**Goal**
In the data below, find every line that has the string "upload", and copy it.

**Data records**
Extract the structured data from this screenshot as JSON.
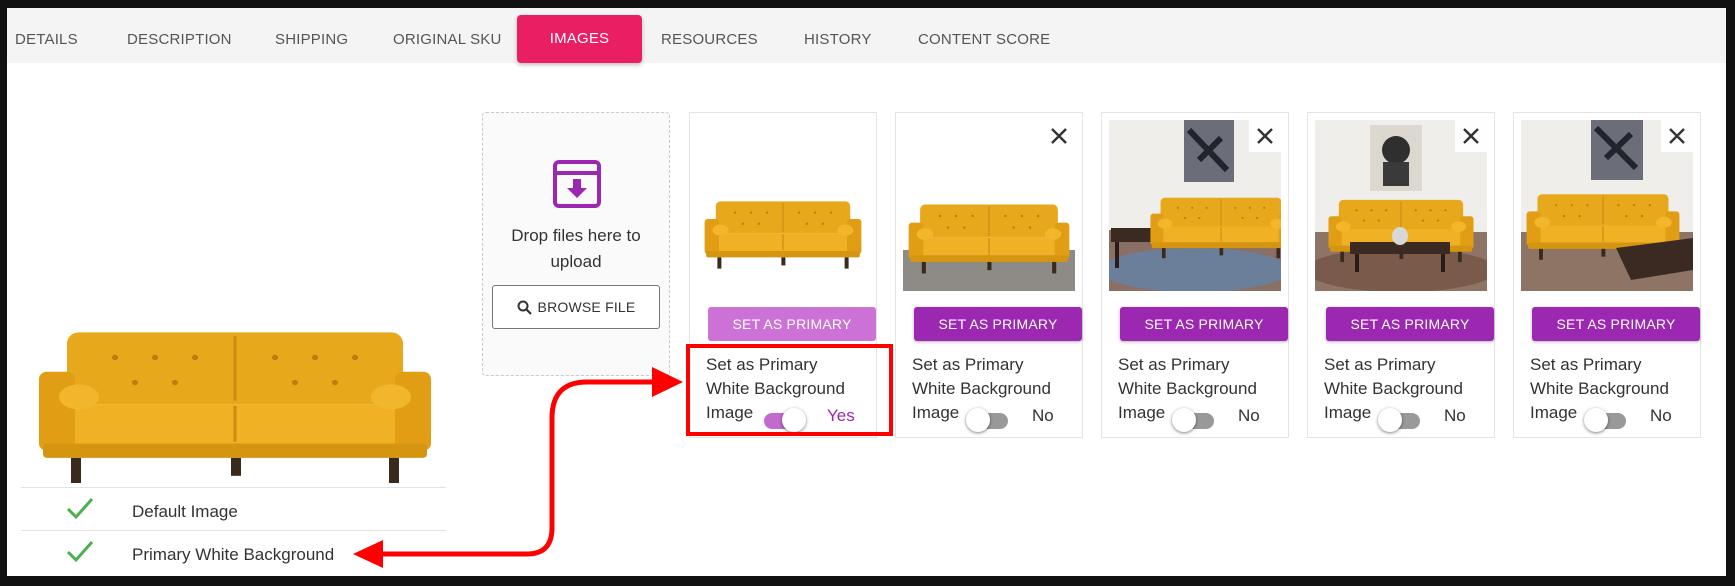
{
  "tabs": [
    {
      "label": "DETAILS",
      "active": false
    },
    {
      "label": "DESCRIPTION",
      "active": false
    },
    {
      "label": "SHIPPING",
      "active": false
    },
    {
      "label": "ORIGINAL SKU",
      "active": false
    },
    {
      "label": "IMAGES",
      "active": true
    },
    {
      "label": "RESOURCES",
      "active": false
    },
    {
      "label": "HISTORY",
      "active": false
    },
    {
      "label": "CONTENT SCORE",
      "active": false
    }
  ],
  "primary_panel": {
    "image_icon": "yellow-sofa-image",
    "rows": [
      {
        "label": "Default Image",
        "icon": "check-icon"
      },
      {
        "label": "Primary White Background",
        "icon": "check-icon"
      }
    ]
  },
  "upload": {
    "icon": "archive-download-icon",
    "drop_text": "Drop files here to upload",
    "browse_label": "BROWSE FILE",
    "browse_icon": "search-icon"
  },
  "cards": [
    {
      "image": "sofa-white-background",
      "has_close": false,
      "button_label": "SET AS PRIMARY",
      "button_disabled": true,
      "label_line1": "Set as Primary",
      "label_line2": "White Background",
      "label_line3": "Image",
      "toggle_on": true,
      "state": "Yes"
    },
    {
      "image": "sofa-gray-floor",
      "has_close": true,
      "button_label": "SET AS PRIMARY",
      "button_disabled": false,
      "label_line1": "Set as Primary",
      "label_line2": "White Background",
      "label_line3": "Image",
      "toggle_on": false,
      "state": "No"
    },
    {
      "image": "sofa-living-room-side",
      "has_close": true,
      "button_label": "SET AS PRIMARY",
      "button_disabled": false,
      "label_line1": "Set as Primary",
      "label_line2": "White Background",
      "label_line3": "Image",
      "toggle_on": false,
      "state": "No"
    },
    {
      "image": "sofa-living-room-front",
      "has_close": true,
      "button_label": "SET AS PRIMARY",
      "button_disabled": false,
      "label_line1": "Set as Primary",
      "label_line2": "White Background",
      "label_line3": "Image",
      "toggle_on": false,
      "state": "No"
    },
    {
      "image": "sofa-living-room-angle",
      "has_close": true,
      "button_label": "SET AS PRIMARY",
      "button_disabled": false,
      "label_line1": "Set as Primary",
      "label_line2": "White Background",
      "label_line3": "Image",
      "toggle_on": false,
      "state": "No"
    }
  ],
  "colors": {
    "tab_active": "#e91e63",
    "button": "#9c27b0",
    "button_disabled": "#cc72d6",
    "check": "#4caf50",
    "annotation": "#ff0000"
  }
}
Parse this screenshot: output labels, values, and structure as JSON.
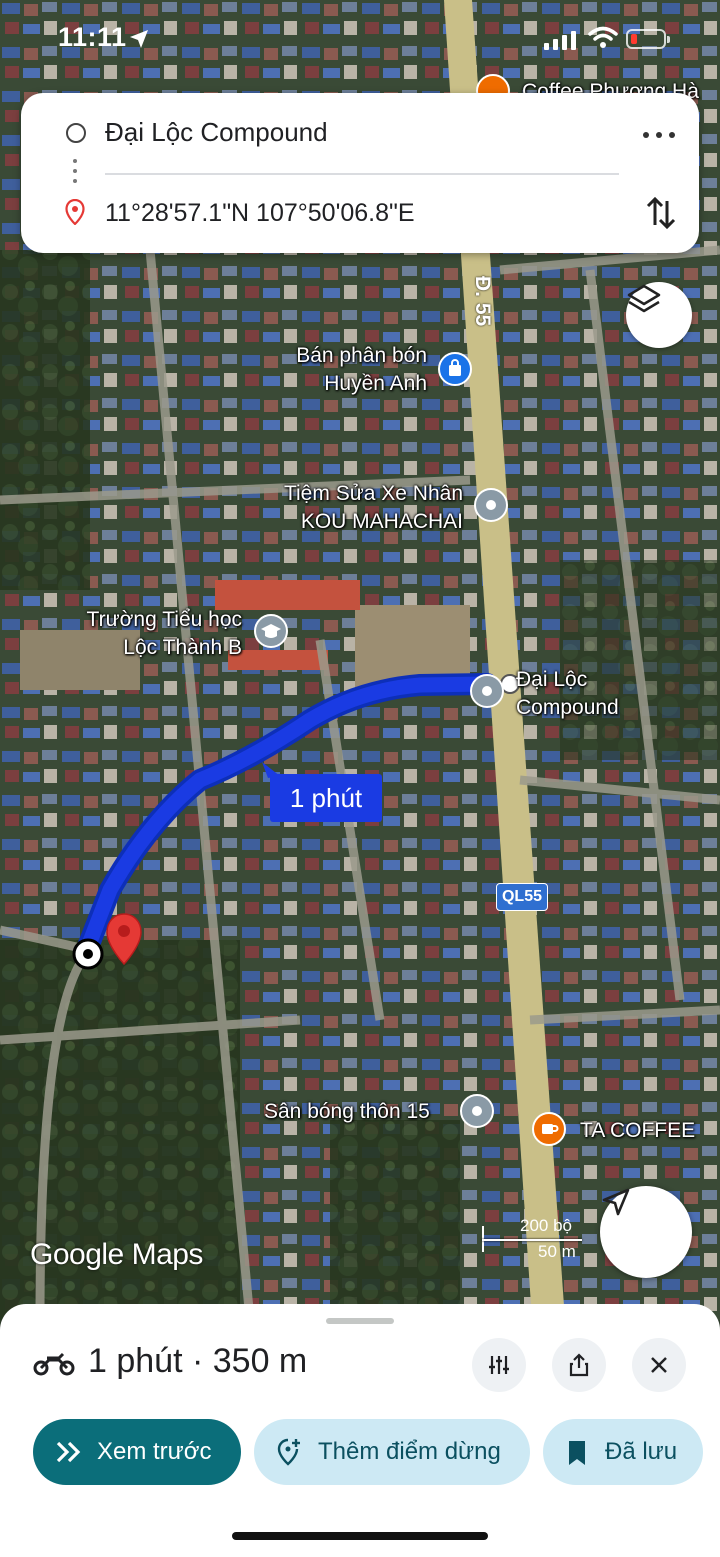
{
  "status_bar": {
    "time": "11:11"
  },
  "route": {
    "origin": "Đại Lộc Compound",
    "destination": "11°28'57.1\"N 107°50'06.8\"E"
  },
  "map": {
    "road_name": "Đ. 55",
    "highway_badge": "QL55",
    "route_duration_label": "1 phút",
    "pois": {
      "partial_top": "Coffee Phương Hà",
      "fertilizer_line1": "Bán phân bón",
      "fertilizer_line2": "Huyền Anh",
      "repair_line1": "Tiệm Sửa Xe Nhân",
      "repair_line2": "KOU MAHACHAI",
      "school_line1": "Trường Tiểu học",
      "school_line2": "Lộc Thành B",
      "compound_line1": "Đại Lộc",
      "compound_line2": "Compound",
      "field": "Sân bóng thôn 15",
      "coffee": "TA COFFEE"
    },
    "brand": "Google Maps",
    "scale": {
      "imperial": "200 bộ",
      "metric": "50 m"
    }
  },
  "sheet": {
    "summary": "1 phút · 350 m",
    "buttons": {
      "preview": "Xem trước",
      "add_stop": "Thêm điểm dừng",
      "saved": "Đã lưu"
    }
  },
  "colors": {
    "route_blue": "#1a3be3",
    "primary": "#0b6e7a",
    "secondary": "#cde9f4",
    "pin_red": "#e53935"
  }
}
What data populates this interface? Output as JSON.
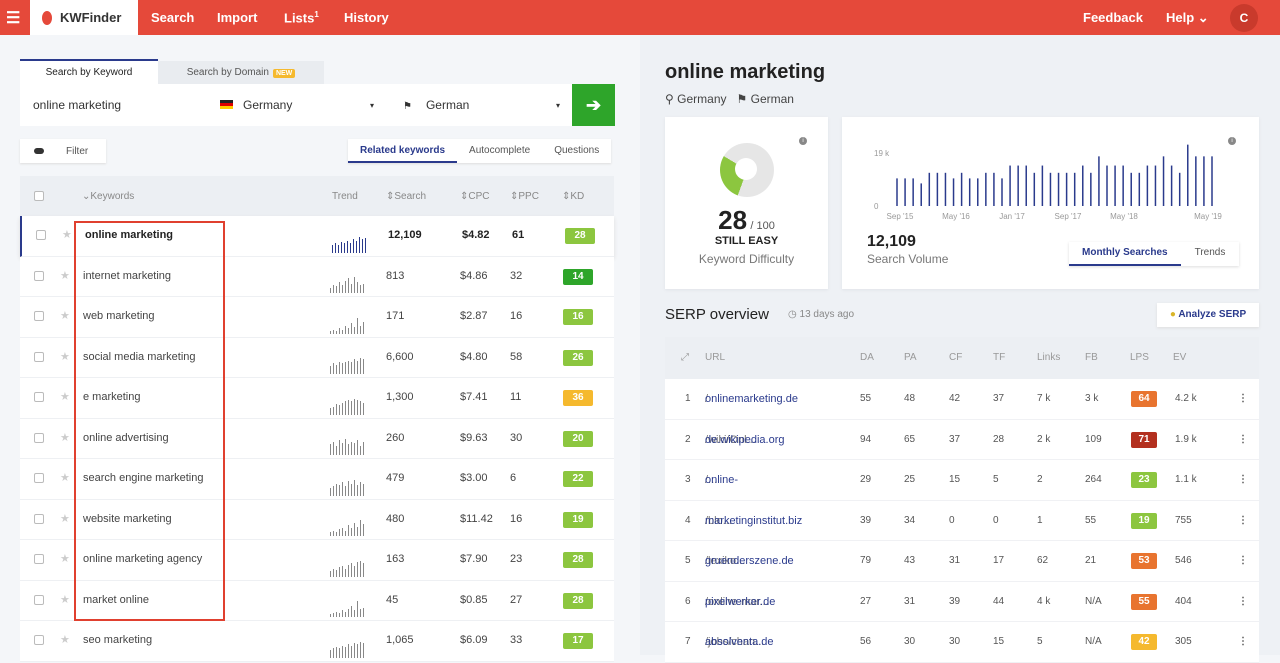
{
  "header": {
    "brand": "KWFinder",
    "nav": [
      "Search",
      "Import",
      "Lists",
      "History"
    ],
    "lists_badge": "1",
    "feedback": "Feedback",
    "help": "Help ⌄",
    "avatar": "C",
    "color": "#e5493a"
  },
  "search": {
    "tab_keyword": "Search by Keyword",
    "tab_domain": "Search by Domain",
    "new_badge": "NEW",
    "query": "online marketing",
    "location": "Germany",
    "language": "German",
    "go_icon": "arrow-right"
  },
  "filter": {
    "label": "Filter"
  },
  "kw_tabs": [
    "Related keywords",
    "Autocomplete",
    "Questions"
  ],
  "table": {
    "headers": {
      "keywords": "Keywords",
      "trend": "Trend",
      "search": "Search",
      "cpc": "CPC",
      "ppc": "PPC",
      "kd": "KD"
    },
    "rows": [
      {
        "keyword": "online marketing",
        "search": "12,109",
        "cpc": "$4.82",
        "ppc": "61",
        "kd": "28",
        "color": "#8cc63f",
        "trend": [
          6,
          7,
          6,
          8,
          7,
          9,
          7,
          10,
          9,
          12,
          10,
          11
        ]
      },
      {
        "keyword": "internet marketing",
        "search": "813",
        "cpc": "$4.86",
        "ppc": "32",
        "kd": "14",
        "color": "#2ea52a",
        "trend": [
          4,
          6,
          5,
          8,
          6,
          9,
          11,
          7,
          12,
          8,
          6,
          7
        ]
      },
      {
        "keyword": "web marketing",
        "search": "171",
        "cpc": "$2.87",
        "ppc": "16",
        "kd": "16",
        "color": "#8cc63f",
        "trend": [
          2,
          3,
          2,
          4,
          3,
          6,
          4,
          8,
          5,
          12,
          6,
          9
        ]
      },
      {
        "keyword": "social media marketing",
        "search": "6,600",
        "cpc": "$4.80",
        "ppc": "58",
        "kd": "26",
        "color": "#8cc63f",
        "trend": [
          6,
          8,
          7,
          9,
          8,
          9,
          10,
          9,
          11,
          10,
          12,
          11
        ]
      },
      {
        "keyword": "e marketing",
        "search": "1,300",
        "cpc": "$7.41",
        "ppc": "11",
        "kd": "36",
        "color": "#f5b92e",
        "trend": [
          5,
          6,
          8,
          7,
          9,
          10,
          11,
          10,
          12,
          11,
          10,
          9
        ]
      },
      {
        "keyword": "online advertising",
        "search": "260",
        "cpc": "$9.63",
        "ppc": "30",
        "kd": "20",
        "color": "#8cc63f",
        "trend": [
          8,
          10,
          7,
          11,
          9,
          12,
          8,
          10,
          9,
          11,
          7,
          10
        ]
      },
      {
        "keyword": "search engine marketing",
        "search": "479",
        "cpc": "$3.00",
        "ppc": "6",
        "kd": "22",
        "color": "#8cc63f",
        "trend": [
          6,
          7,
          9,
          8,
          10,
          7,
          11,
          9,
          12,
          8,
          10,
          9
        ]
      },
      {
        "keyword": "website marketing",
        "search": "480",
        "cpc": "$11.42",
        "ppc": "16",
        "kd": "19",
        "color": "#8cc63f",
        "trend": [
          3,
          4,
          3,
          5,
          6,
          4,
          8,
          6,
          10,
          7,
          12,
          9
        ]
      },
      {
        "keyword": "online marketing agency",
        "search": "163",
        "cpc": "$7.90",
        "ppc": "23",
        "kd": "28",
        "color": "#8cc63f",
        "trend": [
          4,
          6,
          5,
          7,
          8,
          6,
          9,
          10,
          8,
          11,
          12,
          10
        ]
      },
      {
        "keyword": "market online",
        "search": "45",
        "cpc": "$0.85",
        "ppc": "27",
        "kd": "28",
        "color": "#8cc63f",
        "trend": [
          2,
          3,
          4,
          3,
          5,
          4,
          6,
          8,
          5,
          12,
          6,
          7
        ]
      },
      {
        "keyword": "seo marketing",
        "search": "1,065",
        "cpc": "$6.09",
        "ppc": "33",
        "kd": "17",
        "color": "#8cc63f",
        "trend": [
          6,
          7,
          8,
          7,
          9,
          8,
          10,
          9,
          11,
          10,
          12,
          11
        ]
      }
    ]
  },
  "detail": {
    "keyword": "online marketing",
    "location": "Germany",
    "language": "German",
    "kd": {
      "value": "28",
      "max": "/ 100",
      "label": "STILL EASY",
      "caption": "Keyword Difficulty",
      "percent": 28,
      "color": "#8cc63f"
    },
    "volume": {
      "value": "12,109",
      "caption": "Search Volume",
      "tabs": [
        "Monthly Searches",
        "Trends"
      ]
    }
  },
  "chart_data": {
    "type": "bar",
    "y_ticks": [
      "19 k",
      "0"
    ],
    "x_ticks": [
      "Sep '15",
      "May '16",
      "Jan '17",
      "Sep '17",
      "May '18",
      "May '19"
    ],
    "ylim": [
      0,
      19000
    ],
    "values": [
      9900,
      9900,
      9900,
      8100,
      11900,
      11900,
      11900,
      9900,
      11900,
      9900,
      9900,
      11900,
      11900,
      9900,
      14500,
      14500,
      14500,
      11900,
      14500,
      11900,
      11900,
      11900,
      11900,
      14500,
      11900,
      17800,
      14500,
      14500,
      14500,
      11900,
      11900,
      14500,
      14500,
      17800,
      14500,
      11900,
      22000,
      17800,
      17800,
      17800
    ],
    "color": "#2a3a8c"
  },
  "serp": {
    "title": "SERP overview",
    "ago": "13 days ago",
    "analyze": "Analyze SERP",
    "headers": [
      "URL",
      "DA",
      "PA",
      "CF",
      "TF",
      "Links",
      "FB",
      "LPS",
      "EV"
    ],
    "rows": [
      {
        "n": "1",
        "domain": "onlinemarketing.de",
        "path": "/",
        "da": "55",
        "pa": "48",
        "cf": "42",
        "tf": "37",
        "links": "7 k",
        "fb": "3 k",
        "lps": "64",
        "color": "#e8742f",
        "ev": "4.2 k"
      },
      {
        "n": "2",
        "domain": "de.wikipedia.org",
        "path": "/wiki/Onl...",
        "da": "94",
        "pa": "65",
        "cf": "37",
        "tf": "28",
        "links": "2 k",
        "fb": "109",
        "lps": "71",
        "color": "#b3301f",
        "ev": "1.9 k"
      },
      {
        "n": "3",
        "domain": "online-marketing-site.de",
        "path": "/...",
        "da": "29",
        "pa": "25",
        "cf": "15",
        "tf": "5",
        "links": "2",
        "fb": "264",
        "lps": "23",
        "color": "#8cc63f",
        "ev": "1.1 k"
      },
      {
        "n": "4",
        "domain": "marketinginstitut.biz",
        "path": "/blo...",
        "da": "39",
        "pa": "34",
        "cf": "0",
        "tf": "0",
        "links": "1",
        "fb": "55",
        "lps": "19",
        "color": "#8cc63f",
        "ev": "755"
      },
      {
        "n": "5",
        "domain": "gruenderszene.de",
        "path": "/lexiko...",
        "da": "79",
        "pa": "43",
        "cf": "31",
        "tf": "17",
        "links": "62",
        "fb": "21",
        "lps": "53",
        "color": "#e8742f",
        "ev": "546"
      },
      {
        "n": "6",
        "domain": "pixelwerker.de",
        "path": "/online-mar...",
        "da": "27",
        "pa": "31",
        "cf": "39",
        "tf": "44",
        "links": "4 k",
        "fb": "N/A",
        "lps": "55",
        "color": "#e8742f",
        "ev": "404"
      },
      {
        "n": "7",
        "domain": "absolventa.de",
        "path": "/jobs/chan...",
        "da": "56",
        "pa": "30",
        "cf": "30",
        "tf": "15",
        "links": "5",
        "fb": "N/A",
        "lps": "42",
        "color": "#f5b92e",
        "ev": "305"
      }
    ]
  }
}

**Task solution**
  "upload": {
    "drop_text": "Drop files here to upload",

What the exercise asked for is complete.